WHAT THE TASK REQUIRES >>
Write out the whole listing, matching it exactly.
*****
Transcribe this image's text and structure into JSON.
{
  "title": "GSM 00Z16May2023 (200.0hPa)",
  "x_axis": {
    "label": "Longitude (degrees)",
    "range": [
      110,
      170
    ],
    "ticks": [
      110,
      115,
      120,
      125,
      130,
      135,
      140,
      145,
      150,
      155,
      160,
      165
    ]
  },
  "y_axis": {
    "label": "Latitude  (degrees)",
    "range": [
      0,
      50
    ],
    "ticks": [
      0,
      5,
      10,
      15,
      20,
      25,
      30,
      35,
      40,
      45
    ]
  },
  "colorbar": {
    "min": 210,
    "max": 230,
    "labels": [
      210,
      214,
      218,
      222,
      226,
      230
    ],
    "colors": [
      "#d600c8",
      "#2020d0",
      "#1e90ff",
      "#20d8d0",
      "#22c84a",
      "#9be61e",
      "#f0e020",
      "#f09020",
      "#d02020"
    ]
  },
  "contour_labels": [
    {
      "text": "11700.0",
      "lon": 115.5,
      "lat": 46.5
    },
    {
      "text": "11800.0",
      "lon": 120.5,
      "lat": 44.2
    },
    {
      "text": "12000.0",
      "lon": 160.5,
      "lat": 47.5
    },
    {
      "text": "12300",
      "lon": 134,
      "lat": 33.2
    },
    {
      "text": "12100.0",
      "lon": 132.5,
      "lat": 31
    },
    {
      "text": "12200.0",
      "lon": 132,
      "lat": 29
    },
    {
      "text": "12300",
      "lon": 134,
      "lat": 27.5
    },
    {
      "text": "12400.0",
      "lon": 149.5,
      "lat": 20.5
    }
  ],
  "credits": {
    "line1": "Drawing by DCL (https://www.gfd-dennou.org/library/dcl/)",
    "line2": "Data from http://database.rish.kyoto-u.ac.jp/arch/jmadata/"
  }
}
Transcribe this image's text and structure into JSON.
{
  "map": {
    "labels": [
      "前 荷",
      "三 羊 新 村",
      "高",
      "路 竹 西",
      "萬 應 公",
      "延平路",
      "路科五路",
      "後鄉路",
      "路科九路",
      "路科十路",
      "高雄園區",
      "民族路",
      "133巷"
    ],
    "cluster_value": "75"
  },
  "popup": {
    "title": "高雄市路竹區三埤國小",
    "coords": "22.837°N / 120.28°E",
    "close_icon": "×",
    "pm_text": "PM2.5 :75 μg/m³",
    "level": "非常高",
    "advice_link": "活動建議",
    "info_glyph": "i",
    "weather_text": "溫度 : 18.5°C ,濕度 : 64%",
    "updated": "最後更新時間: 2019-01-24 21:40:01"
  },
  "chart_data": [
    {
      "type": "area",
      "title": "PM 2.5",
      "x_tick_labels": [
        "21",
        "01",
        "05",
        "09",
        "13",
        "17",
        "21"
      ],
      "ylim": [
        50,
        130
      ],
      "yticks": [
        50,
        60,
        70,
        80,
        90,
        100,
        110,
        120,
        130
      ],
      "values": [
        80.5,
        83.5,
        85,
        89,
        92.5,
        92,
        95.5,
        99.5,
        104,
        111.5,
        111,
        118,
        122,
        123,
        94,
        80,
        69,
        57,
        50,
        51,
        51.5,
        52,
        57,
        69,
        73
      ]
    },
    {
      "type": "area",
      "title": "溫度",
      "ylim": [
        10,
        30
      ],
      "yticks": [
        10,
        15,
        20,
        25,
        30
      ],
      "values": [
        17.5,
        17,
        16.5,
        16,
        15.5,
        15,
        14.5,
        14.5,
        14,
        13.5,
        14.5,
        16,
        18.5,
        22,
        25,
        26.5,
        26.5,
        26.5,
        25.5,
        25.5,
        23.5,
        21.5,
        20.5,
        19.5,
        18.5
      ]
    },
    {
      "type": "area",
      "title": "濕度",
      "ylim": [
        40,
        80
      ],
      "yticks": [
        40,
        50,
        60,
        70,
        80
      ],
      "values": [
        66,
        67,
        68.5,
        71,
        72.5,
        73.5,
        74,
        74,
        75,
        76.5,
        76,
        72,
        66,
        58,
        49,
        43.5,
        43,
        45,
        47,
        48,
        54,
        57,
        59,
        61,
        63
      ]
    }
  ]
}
*****
TASK SOLUTION >>
Transcribe this image's text and structure into JSON.
{
  "title": "GSM 00Z16May2023 (200.0hPa)",
  "x_axis": {
    "label": "Longitude (degrees)",
    "range": [
      110,
      170
    ],
    "ticks": [
      110,
      115,
      120,
      125,
      130,
      135,
      140,
      145,
      150,
      155,
      160,
      165
    ]
  },
  "y_axis": {
    "label": "Latitude  (degrees)",
    "range": [
      0,
      50
    ],
    "ticks": [
      0,
      5,
      10,
      15,
      20,
      25,
      30,
      35,
      40,
      45
    ]
  },
  "colorbar": {
    "min": 210,
    "max": 230,
    "labels": [
      210,
      214,
      218,
      222,
      226,
      230
    ],
    "colors": [
      "#d600c8",
      "#2020d0",
      "#1e90ff",
      "#20d8d0",
      "#22c84a",
      "#9be61e",
      "#f0e020",
      "#f09020",
      "#d02020"
    ]
  },
  "contour_labels": [
    {
      "text": "11700.0",
      "lon": 115.5,
      "lat": 46.5
    },
    {
      "text": "11800.0",
      "lon": 120.5,
      "lat": 44.2
    },
    {
      "text": "12000.0",
      "lon": 160.5,
      "lat": 47.5
    },
    {
      "text": "12300",
      "lon": 134,
      "lat": 33.2
    },
    {
      "text": "12100.0",
      "lon": 132.5,
      "lat": 31
    },
    {
      "text": "12200.0",
      "lon": 132,
      "lat": 29
    },
    {
      "text": "12300",
      "lon": 134,
      "lat": 27.5
    },
    {
      "text": "12400.0",
      "lon": 149.5,
      "lat": 20.5
    }
  ],
  "credits": {
    "line1": "Drawing by DCL (https://www.gfd-dennou.org/library/dcl/)",
    "line2": "Data from http://database.rish.kyoto-u.ac.jp/arch/jmadata/"
  }
}
Transcribe this image's text and structure into JSON.
{
  "map": {
    "labels": [
      "前 荷",
      "三 羊 新 村",
      "高",
      "路 竹 西",
      "萬 應 公",
      "延平路",
      "路科五路",
      "後鄉路",
      "路科九路",
      "路科十路",
      "高雄園區",
      "民族路",
      "133巷"
    ],
    "cluster_value": "75"
  },
  "popup": {
    "title": "高雄市路竹區三埤國小",
    "coords": "22.837°N / 120.28°E",
    "close_icon": "×",
    "pm_text": "PM2.5 :75 μg/m³",
    "level": "非常高",
    "advice_link": "活動建議",
    "info_glyph": "i",
    "weather_text": "溫度 : 18.5°C ,濕度 : 64%",
    "updated": "最後更新時間: 2019-01-24 21:40:01"
  },
  "chart_data": [
    {
      "type": "area",
      "title": "PM 2.5",
      "x_tick_labels": [
        "21",
        "01",
        "05",
        "09",
        "13",
        "17",
        "21"
      ],
      "ylim": [
        50,
        130
      ],
      "yticks": [
        50,
        60,
        70,
        80,
        90,
        100,
        110,
        120,
        130
      ],
      "values": [
        80.5,
        83.5,
        85,
        89,
        92.5,
        92,
        95.5,
        99.5,
        104,
        111.5,
        111,
        118,
        122,
        123,
        94,
        80,
        69,
        57,
        50,
        51,
        51.5,
        52,
        57,
        69,
        73
      ]
    },
    {
      "type": "area",
      "title": "溫度",
      "ylim": [
        10,
        30
      ],
      "yticks": [
        10,
        15,
        20,
        25,
        30
      ],
      "values": [
        17.5,
        17,
        16.5,
        16,
        15.5,
        15,
        14.5,
        14.5,
        14,
        13.5,
        14.5,
        16,
        18.5,
        22,
        25,
        26.5,
        26.5,
        26.5,
        25.5,
        25.5,
        23.5,
        21.5,
        20.5,
        19.5,
        18.5
      ]
    },
    {
      "type": "area",
      "title": "濕度",
      "ylim": [
        40,
        80
      ],
      "yticks": [
        40,
        50,
        60,
        70,
        80
      ],
      "values": [
        66,
        67,
        68.5,
        71,
        72.5,
        73.5,
        74,
        74,
        75,
        76.5,
        76,
        72,
        66,
        58,
        49,
        43.5,
        43,
        45,
        47,
        48,
        54,
        57,
        59,
        61,
        63
      ]
    }
  ]
}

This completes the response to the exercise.